### What the exercise asks
Will you quote all of the entries, word for word?

Excerpts from a figure dataset
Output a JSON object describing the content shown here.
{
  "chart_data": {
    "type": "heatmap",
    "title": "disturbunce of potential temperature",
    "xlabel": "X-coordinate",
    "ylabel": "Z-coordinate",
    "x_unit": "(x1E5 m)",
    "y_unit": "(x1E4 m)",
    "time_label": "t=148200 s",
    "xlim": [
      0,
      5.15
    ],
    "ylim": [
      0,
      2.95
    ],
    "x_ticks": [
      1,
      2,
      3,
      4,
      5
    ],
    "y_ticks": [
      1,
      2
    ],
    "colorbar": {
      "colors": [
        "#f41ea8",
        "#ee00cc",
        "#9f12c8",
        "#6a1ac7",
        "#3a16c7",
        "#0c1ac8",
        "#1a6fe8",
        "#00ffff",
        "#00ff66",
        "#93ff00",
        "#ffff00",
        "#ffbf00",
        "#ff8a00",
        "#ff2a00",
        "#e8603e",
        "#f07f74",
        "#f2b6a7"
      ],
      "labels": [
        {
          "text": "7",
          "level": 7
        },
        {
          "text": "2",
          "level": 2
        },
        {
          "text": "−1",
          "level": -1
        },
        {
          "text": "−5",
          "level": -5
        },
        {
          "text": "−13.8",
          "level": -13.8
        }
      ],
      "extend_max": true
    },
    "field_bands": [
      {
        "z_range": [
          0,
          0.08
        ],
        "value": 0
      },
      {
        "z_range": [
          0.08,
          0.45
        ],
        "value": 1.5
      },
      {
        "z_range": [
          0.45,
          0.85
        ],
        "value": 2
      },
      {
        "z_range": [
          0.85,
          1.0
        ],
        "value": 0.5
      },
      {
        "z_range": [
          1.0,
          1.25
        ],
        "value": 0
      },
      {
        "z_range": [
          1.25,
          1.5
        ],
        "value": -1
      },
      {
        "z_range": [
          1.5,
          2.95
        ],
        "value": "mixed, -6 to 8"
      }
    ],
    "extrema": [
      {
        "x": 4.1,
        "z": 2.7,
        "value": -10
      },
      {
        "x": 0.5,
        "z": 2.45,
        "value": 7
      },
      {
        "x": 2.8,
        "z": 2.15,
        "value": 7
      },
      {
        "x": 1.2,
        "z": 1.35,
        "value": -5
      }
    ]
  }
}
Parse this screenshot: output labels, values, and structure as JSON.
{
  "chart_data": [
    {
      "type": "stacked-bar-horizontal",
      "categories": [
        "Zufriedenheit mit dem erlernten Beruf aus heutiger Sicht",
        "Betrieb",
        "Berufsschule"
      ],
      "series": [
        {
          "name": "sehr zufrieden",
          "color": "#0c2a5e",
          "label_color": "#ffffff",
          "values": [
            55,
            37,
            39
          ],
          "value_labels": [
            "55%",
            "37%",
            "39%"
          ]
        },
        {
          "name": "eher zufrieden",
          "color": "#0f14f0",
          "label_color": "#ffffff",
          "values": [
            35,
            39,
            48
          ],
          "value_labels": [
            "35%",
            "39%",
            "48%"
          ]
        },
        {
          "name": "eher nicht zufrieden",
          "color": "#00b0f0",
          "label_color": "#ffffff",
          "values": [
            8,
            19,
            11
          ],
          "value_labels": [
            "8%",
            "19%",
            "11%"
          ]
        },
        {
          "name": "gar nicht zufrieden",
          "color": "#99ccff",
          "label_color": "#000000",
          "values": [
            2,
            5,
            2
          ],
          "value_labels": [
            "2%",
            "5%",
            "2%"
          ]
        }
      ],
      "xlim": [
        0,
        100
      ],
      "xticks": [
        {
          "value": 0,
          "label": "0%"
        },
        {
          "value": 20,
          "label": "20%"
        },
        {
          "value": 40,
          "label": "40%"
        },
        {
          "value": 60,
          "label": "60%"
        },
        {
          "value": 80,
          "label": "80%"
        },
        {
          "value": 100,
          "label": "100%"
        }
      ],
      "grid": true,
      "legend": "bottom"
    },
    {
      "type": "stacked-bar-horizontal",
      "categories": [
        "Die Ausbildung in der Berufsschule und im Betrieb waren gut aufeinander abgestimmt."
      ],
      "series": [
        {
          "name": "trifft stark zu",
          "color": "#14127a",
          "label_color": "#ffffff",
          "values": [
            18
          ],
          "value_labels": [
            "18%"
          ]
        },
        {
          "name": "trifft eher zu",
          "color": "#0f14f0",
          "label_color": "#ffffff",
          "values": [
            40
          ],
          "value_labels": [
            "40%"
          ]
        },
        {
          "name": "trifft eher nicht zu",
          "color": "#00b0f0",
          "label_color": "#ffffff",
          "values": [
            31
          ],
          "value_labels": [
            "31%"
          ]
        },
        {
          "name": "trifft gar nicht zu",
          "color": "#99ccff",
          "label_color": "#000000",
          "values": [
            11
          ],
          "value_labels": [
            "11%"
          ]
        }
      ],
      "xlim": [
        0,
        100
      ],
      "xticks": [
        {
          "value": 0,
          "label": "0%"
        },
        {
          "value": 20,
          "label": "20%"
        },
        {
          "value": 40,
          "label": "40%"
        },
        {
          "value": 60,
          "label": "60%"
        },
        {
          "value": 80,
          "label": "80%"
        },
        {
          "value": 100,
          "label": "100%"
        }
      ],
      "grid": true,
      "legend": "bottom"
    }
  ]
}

### Complete response
Output a JSON object describing the content shown here.
{
  "chart_data": {
    "type": "heatmap",
    "title": "disturbunce of potential temperature",
    "xlabel": "X-coordinate",
    "ylabel": "Z-coordinate",
    "x_unit": "(x1E5 m)",
    "y_unit": "(x1E4 m)",
    "time_label": "t=148200 s",
    "xlim": [
      0,
      5.15
    ],
    "ylim": [
      0,
      2.95
    ],
    "x_ticks": [
      1,
      2,
      3,
      4,
      5
    ],
    "y_ticks": [
      1,
      2
    ],
    "colorbar": {
      "colors": [
        "#f41ea8",
        "#ee00cc",
        "#9f12c8",
        "#6a1ac7",
        "#3a16c7",
        "#0c1ac8",
        "#1a6fe8",
        "#00ffff",
        "#00ff66",
        "#93ff00",
        "#ffff00",
        "#ffbf00",
        "#ff8a00",
        "#ff2a00",
        "#e8603e",
        "#f07f74",
        "#f2b6a7"
      ],
      "labels": [
        {
          "text": "7",
          "level": 7
        },
        {
          "text": "2",
          "level": 2
        },
        {
          "text": "−1",
          "level": -1
        },
        {
          "text": "−5",
          "level": -5
        },
        {
          "text": "−13.8",
          "level": -13.8
        }
      ],
      "extend_max": true
    },
    "field_bands": [
      {
        "z_range": [
          0,
          0.08
        ],
        "value": 0
      },
      {
        "z_range": [
          0.08,
          0.45
        ],
        "value": 1.5
      },
      {
        "z_range": [
          0.45,
          0.85
        ],
        "value": 2
      },
      {
        "z_range": [
          0.85,
          1.0
        ],
        "value": 0.5
      },
      {
        "z_range": [
          1.0,
          1.25
        ],
        "value": 0
      },
      {
        "z_range": [
          1.25,
          1.5
        ],
        "value": -1
      },
      {
        "z_range": [
          1.5,
          2.95
        ],
        "value": "mixed, -6 to 8"
      }
    ],
    "extrema": [
      {
        "x": 4.1,
        "z": 2.7,
        "value": -10
      },
      {
        "x": 0.5,
        "z": 2.45,
        "value": 7
      },
      {
        "x": 2.8,
        "z": 2.15,
        "value": 7
      },
      {
        "x": 1.2,
        "z": 1.35,
        "value": -5
      }
    ]
  }
}
Parse this screenshot: output labels, values, and structure as JSON.
{
  "chart_data": [
    {
      "type": "stacked-bar-horizontal",
      "categories": [
        "Zufriedenheit mit dem erlernten Beruf aus heutiger Sicht",
        "Betrieb",
        "Berufsschule"
      ],
      "series": [
        {
          "name": "sehr zufrieden",
          "color": "#0c2a5e",
          "label_color": "#ffffff",
          "values": [
            55,
            37,
            39
          ],
          "value_labels": [
            "55%",
            "37%",
            "39%"
          ]
        },
        {
          "name": "eher zufrieden",
          "color": "#0f14f0",
          "label_color": "#ffffff",
          "values": [
            35,
            39,
            48
          ],
          "value_labels": [
            "35%",
            "39%",
            "48%"
          ]
        },
        {
          "name": "eher nicht zufrieden",
          "color": "#00b0f0",
          "label_color": "#ffffff",
          "values": [
            8,
            19,
            11
          ],
          "value_labels": [
            "8%",
            "19%",
            "11%"
          ]
        },
        {
          "name": "gar nicht zufrieden",
          "color": "#99ccff",
          "label_color": "#000000",
          "values": [
            2,
            5,
            2
          ],
          "value_labels": [
            "2%",
            "5%",
            "2%"
          ]
        }
      ],
      "xlim": [
        0,
        100
      ],
      "xticks": [
        {
          "value": 0,
          "label": "0%"
        },
        {
          "value": 20,
          "label": "20%"
        },
        {
          "value": 40,
          "label": "40%"
        },
        {
          "value": 60,
          "label": "60%"
        },
        {
          "value": 80,
          "label": "80%"
        },
        {
          "value": 100,
          "label": "100%"
        }
      ],
      "grid": true,
      "legend": "bottom"
    },
    {
      "type": "stacked-bar-horizontal",
      "categories": [
        "Die Ausbildung in der Berufsschule und im Betrieb waren gut aufeinander abgestimmt."
      ],
      "series": [
        {
          "name": "trifft stark zu",
          "color": "#14127a",
          "label_color": "#ffffff",
          "values": [
            18
          ],
          "value_labels": [
            "18%"
          ]
        },
        {
          "name": "trifft eher zu",
          "color": "#0f14f0",
          "label_color": "#ffffff",
          "values": [
            40
          ],
          "value_labels": [
            "40%"
          ]
        },
        {
          "name": "trifft eher nicht zu",
          "color": "#00b0f0",
          "label_color": "#ffffff",
          "values": [
            31
          ],
          "value_labels": [
            "31%"
          ]
        },
        {
          "name": "trifft gar nicht zu",
          "color": "#99ccff",
          "label_color": "#000000",
          "values": [
            11
          ],
          "value_labels": [
            "11%"
          ]
        }
      ],
      "xlim": [
        0,
        100
      ],
      "xticks": [
        {
          "value": 0,
          "label": "0%"
        },
        {
          "value": 20,
          "label": "20%"
        },
        {
          "value": 40,
          "label": "40%"
        },
        {
          "value": 60,
          "label": "60%"
        },
        {
          "value": 80,
          "label": "80%"
        },
        {
          "value": 100,
          "label": "100%"
        }
      ],
      "grid": true,
      "legend": "bottom"
    }
  ]
}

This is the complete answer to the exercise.